What needs to be done -> State the number of lines with the string "document" in them, and nothing else.

Stored records ->
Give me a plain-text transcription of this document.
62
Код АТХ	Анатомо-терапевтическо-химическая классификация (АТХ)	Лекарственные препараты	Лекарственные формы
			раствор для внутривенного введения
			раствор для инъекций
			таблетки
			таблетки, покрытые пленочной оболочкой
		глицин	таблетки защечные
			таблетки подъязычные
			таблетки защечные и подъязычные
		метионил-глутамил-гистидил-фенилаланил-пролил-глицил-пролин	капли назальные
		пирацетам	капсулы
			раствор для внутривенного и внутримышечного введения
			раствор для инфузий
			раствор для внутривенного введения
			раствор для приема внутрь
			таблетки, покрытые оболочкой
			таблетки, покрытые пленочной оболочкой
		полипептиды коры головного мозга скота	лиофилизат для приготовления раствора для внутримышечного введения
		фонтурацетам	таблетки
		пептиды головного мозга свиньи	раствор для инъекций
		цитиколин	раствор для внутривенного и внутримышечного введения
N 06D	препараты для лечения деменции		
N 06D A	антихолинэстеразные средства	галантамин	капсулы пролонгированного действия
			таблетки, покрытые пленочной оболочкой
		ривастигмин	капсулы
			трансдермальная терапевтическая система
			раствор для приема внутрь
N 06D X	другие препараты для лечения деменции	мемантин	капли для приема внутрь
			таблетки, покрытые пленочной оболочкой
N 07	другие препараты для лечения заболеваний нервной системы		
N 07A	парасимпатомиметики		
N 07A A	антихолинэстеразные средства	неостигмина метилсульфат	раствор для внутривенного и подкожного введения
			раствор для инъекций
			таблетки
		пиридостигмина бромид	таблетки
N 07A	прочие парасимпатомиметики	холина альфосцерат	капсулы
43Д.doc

--

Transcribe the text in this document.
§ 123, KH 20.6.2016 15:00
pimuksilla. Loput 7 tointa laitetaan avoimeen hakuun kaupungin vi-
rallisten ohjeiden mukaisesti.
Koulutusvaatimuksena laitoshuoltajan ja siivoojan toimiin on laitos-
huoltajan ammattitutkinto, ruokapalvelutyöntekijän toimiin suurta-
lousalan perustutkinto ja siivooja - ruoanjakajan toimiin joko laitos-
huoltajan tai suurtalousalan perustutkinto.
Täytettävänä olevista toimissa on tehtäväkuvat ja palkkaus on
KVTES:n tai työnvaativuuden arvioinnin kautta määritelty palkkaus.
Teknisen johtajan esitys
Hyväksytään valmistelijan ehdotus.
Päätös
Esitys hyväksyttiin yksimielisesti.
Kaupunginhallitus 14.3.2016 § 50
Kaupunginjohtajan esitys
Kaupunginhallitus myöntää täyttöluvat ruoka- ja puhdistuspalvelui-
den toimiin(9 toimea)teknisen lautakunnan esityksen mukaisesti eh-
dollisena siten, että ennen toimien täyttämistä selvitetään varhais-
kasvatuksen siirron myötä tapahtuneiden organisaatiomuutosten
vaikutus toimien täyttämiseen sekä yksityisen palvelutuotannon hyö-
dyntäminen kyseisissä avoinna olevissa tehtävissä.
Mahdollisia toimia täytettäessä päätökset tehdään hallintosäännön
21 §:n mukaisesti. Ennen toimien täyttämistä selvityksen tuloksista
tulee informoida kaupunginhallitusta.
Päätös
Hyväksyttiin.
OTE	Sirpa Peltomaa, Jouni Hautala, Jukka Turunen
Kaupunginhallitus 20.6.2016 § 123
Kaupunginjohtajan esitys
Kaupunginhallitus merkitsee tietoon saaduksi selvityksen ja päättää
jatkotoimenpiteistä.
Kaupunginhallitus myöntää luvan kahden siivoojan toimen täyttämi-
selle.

Answer for the task -> 2